> WRITTEN TASK
The data below must be copied in full and without any change.

> RECORDS SHOWN
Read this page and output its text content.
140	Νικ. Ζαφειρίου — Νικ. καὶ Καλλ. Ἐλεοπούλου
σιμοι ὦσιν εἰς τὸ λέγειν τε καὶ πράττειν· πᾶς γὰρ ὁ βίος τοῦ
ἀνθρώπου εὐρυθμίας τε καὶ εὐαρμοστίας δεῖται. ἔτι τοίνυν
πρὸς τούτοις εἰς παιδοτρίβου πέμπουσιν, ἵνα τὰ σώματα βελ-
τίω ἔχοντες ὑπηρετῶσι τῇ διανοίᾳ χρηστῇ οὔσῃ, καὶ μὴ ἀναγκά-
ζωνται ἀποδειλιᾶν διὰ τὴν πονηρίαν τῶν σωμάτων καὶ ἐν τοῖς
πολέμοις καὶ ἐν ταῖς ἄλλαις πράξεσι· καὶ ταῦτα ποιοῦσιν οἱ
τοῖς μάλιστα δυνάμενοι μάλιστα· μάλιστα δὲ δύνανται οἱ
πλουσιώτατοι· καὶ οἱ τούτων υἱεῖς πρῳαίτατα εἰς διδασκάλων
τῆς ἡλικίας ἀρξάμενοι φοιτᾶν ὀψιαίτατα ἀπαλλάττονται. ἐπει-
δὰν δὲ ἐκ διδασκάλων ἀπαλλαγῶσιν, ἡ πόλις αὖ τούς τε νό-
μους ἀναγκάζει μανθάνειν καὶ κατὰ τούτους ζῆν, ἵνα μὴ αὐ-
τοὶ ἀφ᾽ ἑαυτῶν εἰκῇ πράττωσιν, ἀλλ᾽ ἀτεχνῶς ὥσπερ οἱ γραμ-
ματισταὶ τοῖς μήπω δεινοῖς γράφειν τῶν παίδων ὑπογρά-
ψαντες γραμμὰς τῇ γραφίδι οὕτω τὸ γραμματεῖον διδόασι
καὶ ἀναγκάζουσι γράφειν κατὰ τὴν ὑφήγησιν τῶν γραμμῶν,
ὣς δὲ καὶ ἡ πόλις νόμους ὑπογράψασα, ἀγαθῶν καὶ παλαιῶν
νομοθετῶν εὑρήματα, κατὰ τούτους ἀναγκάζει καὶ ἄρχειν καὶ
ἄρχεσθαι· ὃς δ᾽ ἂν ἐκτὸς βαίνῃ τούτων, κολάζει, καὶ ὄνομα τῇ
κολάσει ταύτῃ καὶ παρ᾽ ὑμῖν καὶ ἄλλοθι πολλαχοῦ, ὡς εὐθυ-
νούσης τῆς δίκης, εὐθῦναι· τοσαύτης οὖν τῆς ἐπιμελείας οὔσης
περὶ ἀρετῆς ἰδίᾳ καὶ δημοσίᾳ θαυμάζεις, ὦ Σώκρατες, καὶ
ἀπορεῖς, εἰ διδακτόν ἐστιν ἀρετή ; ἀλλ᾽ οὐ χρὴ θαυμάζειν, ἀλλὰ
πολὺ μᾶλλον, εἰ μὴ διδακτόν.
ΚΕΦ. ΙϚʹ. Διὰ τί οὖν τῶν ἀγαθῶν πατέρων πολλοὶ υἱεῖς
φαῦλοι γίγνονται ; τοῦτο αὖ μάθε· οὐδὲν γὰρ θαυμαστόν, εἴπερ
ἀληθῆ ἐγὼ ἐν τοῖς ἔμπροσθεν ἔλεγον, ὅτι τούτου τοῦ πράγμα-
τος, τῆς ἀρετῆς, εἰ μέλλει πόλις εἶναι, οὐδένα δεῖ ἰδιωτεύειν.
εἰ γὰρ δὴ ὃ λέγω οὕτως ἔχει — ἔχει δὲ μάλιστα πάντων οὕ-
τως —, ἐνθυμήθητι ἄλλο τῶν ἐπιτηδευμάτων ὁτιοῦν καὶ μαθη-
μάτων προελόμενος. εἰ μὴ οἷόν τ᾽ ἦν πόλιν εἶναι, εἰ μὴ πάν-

> ANSWER TO THIS PROBLEM
Read this page and output its text content.
140	Νικ. Ζαφειρίου — Νικ. καὶ Καλλ. Ἐλεοπούλου
σιμοι ὦσιν εἰς τὸ λέγειν τε καὶ πράττειν· πᾶς γὰρ ὁ βίος τοῦ
ἀνθρώπου εὐρυθμίας τε καὶ εὐαρμοστίας δεῖται. ἔτι τοίνυν
πρὸς τούτοις εἰς παιδοτρίβου πέμπουσιν, ἵνα τὰ σώματα βελ-
τίω ἔχοντες ὑπηρετῶσι τῇ διανοίᾳ χρηστῇ οὔσῃ, καὶ μὴ ἀναγκά-
ζωνται ἀποδειλιᾶν διὰ τὴν πονηρίαν τῶν σωμάτων καὶ ἐν τοῖς
πολέμοις καὶ ἐν ταῖς ἄλλαις πράξεσι· καὶ ταῦτα ποιοῦσιν οἱ
τοῖς μάλιστα δυνάμενοι μάλιστα· μάλιστα δὲ δύνανται οἱ
πλουσιώτατοι· καὶ οἱ τούτων υἱεῖς πρῳαίτατα εἰς διδασκάλων
τῆς ἡλικίας ἀρξάμενοι φοιτᾶν ὀψιαίτατα ἀπαλλάττονται. ἐπει-
δὰν δὲ ἐκ διδασκάλων ἀπαλλαγῶσιν, ἡ πόλις αὖ τούς τε νό-
μους ἀναγκάζει μανθάνειν καὶ κατὰ τούτους ζῆν, ἵνα μὴ αὐ-
τοὶ ἀφ᾽ ἑαυτῶν εἰκῇ πράττωσιν, ἀλλ᾽ ἀτεχνῶς ὥσπερ οἱ γραμ-
ματισταὶ τοῖς μήπω δεινοῖς γράφειν τῶν παίδων ὑπογρά-
ψαντες γραμμὰς τῇ γραφίδι οὕτω τὸ γραμματεῖον διδόασι
καὶ ἀναγκάζουσι γράφειν κατὰ τὴν ὑφήγησιν τῶν γραμμῶν,
ὣς δὲ καὶ ἡ πόλις νόμους ὑπογράψασα, ἀγαθῶν καὶ παλαιῶν
νομοθετῶν εὑρήματα, κατὰ τούτους ἀναγκάζει καὶ ἄρχειν καὶ
ἄρχεσθαι· ὃς δ᾽ ἂν ἐκτὸς βαίνῃ τούτων, κολάζει, καὶ ὄνομα τῇ
κολάσει ταύτῃ καὶ παρ᾽ ὑμῖν καὶ ἄλλοθι πολλαχοῦ, ὡς εὐθυ-
νούσης τῆς δίκης, εὐθῦναι· τοσαύτης οὖν τῆς ἐπιμελείας οὔσης
περὶ ἀρετῆς ἰδίᾳ καὶ δημοσίᾳ θαυμάζεις, ὦ Σώκρατες, καὶ
ἀπορεῖς, εἰ διδακτόν ἐστιν ἀρετή ; ἀλλ᾽ οὐ χρὴ θαυμάζειν, ἀλλὰ
πολὺ μᾶλλον, εἰ μὴ διδακτόν.
ΚΕΦ. ΙϚʹ. Διὰ τί οὖν τῶν ἀγαθῶν πατέρων πολλοὶ υἱεῖς
φαῦλοι γίγνονται ; τοῦτο αὖ μάθε· οὐδὲν γὰρ θαυμαστόν, εἴπερ
ἀληθῆ ἐγὼ ἐν τοῖς ἔμπροσθεν ἔλεγον, ὅτι τούτου τοῦ πράγμα-
τος, τῆς ἀρετῆς, εἰ μέλλει πόλις εἶναι, οὐδένα δεῖ ἰδιωτεύειν.
εἰ γὰρ δὴ ὃ λέγω οὕτως ἔχει — ἔχει δὲ μάλιστα πάντων οὕ-
τως —, ἐνθυμήθητι ἄλλο τῶν ἐπιτηδευμάτων ὁτιοῦν καὶ μαθη-
μάτων προελόμενος. εἰ μὴ οἷόν τ᾽ ἦν πόλιν εἶναι, εἰ μὴ πάν-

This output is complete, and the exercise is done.